Start of Material for this task

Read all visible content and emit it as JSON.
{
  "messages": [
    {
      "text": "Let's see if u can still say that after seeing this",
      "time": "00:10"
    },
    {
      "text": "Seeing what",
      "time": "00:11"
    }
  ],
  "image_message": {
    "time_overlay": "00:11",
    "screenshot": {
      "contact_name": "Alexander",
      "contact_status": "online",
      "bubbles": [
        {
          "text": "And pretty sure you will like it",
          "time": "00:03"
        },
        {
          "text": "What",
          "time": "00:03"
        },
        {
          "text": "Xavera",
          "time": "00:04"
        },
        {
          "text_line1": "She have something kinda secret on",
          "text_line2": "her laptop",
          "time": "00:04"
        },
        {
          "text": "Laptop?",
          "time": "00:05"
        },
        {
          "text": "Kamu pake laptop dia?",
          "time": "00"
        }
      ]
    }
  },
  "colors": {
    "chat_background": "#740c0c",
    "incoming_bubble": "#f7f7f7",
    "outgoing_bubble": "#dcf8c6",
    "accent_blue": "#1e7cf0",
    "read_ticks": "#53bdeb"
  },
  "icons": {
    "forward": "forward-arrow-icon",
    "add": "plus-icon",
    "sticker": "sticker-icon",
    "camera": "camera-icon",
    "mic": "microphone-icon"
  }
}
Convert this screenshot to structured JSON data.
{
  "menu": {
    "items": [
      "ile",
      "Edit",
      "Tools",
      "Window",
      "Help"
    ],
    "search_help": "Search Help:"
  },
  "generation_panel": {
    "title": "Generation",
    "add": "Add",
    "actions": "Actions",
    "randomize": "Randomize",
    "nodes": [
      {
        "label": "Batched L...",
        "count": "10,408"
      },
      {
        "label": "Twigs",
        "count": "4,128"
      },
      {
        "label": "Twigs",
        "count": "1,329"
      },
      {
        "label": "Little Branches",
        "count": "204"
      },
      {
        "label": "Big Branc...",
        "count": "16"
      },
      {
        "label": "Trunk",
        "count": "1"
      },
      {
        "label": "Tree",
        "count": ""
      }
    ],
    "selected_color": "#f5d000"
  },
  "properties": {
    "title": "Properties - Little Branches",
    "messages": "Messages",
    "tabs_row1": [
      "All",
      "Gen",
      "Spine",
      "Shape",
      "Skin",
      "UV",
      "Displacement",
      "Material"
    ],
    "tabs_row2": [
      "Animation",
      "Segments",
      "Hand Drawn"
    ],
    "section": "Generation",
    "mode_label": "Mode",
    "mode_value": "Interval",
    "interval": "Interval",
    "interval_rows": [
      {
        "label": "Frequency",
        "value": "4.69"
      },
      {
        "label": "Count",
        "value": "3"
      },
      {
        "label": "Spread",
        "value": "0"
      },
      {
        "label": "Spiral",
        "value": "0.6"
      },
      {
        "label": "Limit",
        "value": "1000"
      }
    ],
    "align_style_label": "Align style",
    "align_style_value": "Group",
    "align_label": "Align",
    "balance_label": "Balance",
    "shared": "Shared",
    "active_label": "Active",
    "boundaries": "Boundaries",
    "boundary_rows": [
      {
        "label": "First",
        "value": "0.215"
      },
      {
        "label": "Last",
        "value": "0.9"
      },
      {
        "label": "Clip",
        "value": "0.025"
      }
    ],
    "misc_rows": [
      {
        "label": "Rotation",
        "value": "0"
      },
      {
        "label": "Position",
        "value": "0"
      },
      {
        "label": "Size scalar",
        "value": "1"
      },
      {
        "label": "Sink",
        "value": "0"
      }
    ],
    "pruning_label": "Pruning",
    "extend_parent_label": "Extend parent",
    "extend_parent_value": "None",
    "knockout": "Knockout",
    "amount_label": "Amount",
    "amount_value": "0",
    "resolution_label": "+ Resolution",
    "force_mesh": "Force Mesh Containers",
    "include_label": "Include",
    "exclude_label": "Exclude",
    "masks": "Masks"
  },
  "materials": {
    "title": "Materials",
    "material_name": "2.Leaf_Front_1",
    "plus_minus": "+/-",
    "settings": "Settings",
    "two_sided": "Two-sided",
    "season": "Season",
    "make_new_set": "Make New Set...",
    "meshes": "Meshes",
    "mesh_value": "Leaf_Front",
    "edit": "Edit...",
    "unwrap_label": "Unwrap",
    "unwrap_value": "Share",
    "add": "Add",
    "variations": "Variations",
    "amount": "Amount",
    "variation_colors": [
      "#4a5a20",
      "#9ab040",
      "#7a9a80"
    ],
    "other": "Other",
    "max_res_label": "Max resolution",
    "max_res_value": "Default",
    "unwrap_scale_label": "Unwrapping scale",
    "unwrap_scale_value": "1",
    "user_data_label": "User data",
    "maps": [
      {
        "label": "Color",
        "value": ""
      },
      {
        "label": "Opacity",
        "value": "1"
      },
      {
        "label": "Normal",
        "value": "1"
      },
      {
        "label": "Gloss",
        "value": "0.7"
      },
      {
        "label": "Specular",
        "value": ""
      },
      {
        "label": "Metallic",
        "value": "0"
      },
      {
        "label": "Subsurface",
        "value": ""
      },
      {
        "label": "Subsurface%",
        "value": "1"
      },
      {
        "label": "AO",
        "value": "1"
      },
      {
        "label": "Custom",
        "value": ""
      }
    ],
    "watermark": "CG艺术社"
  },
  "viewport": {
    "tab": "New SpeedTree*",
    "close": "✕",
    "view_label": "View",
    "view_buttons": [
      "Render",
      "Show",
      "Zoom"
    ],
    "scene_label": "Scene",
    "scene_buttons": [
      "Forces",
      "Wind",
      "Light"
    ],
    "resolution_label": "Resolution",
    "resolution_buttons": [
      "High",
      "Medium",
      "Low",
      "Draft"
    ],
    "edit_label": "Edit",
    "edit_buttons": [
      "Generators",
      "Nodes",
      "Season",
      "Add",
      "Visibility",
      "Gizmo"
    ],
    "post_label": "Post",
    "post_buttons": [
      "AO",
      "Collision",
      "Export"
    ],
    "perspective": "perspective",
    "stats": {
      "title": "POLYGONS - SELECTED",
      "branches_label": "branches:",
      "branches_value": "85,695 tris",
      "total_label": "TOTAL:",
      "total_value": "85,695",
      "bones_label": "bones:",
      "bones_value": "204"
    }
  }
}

End of Material for this task

**Written request**:
Copy every line of the listing containing the string "screenshot".

**Written reply**:
    "screenshot": {
Convert this screenshot to structured JSON data.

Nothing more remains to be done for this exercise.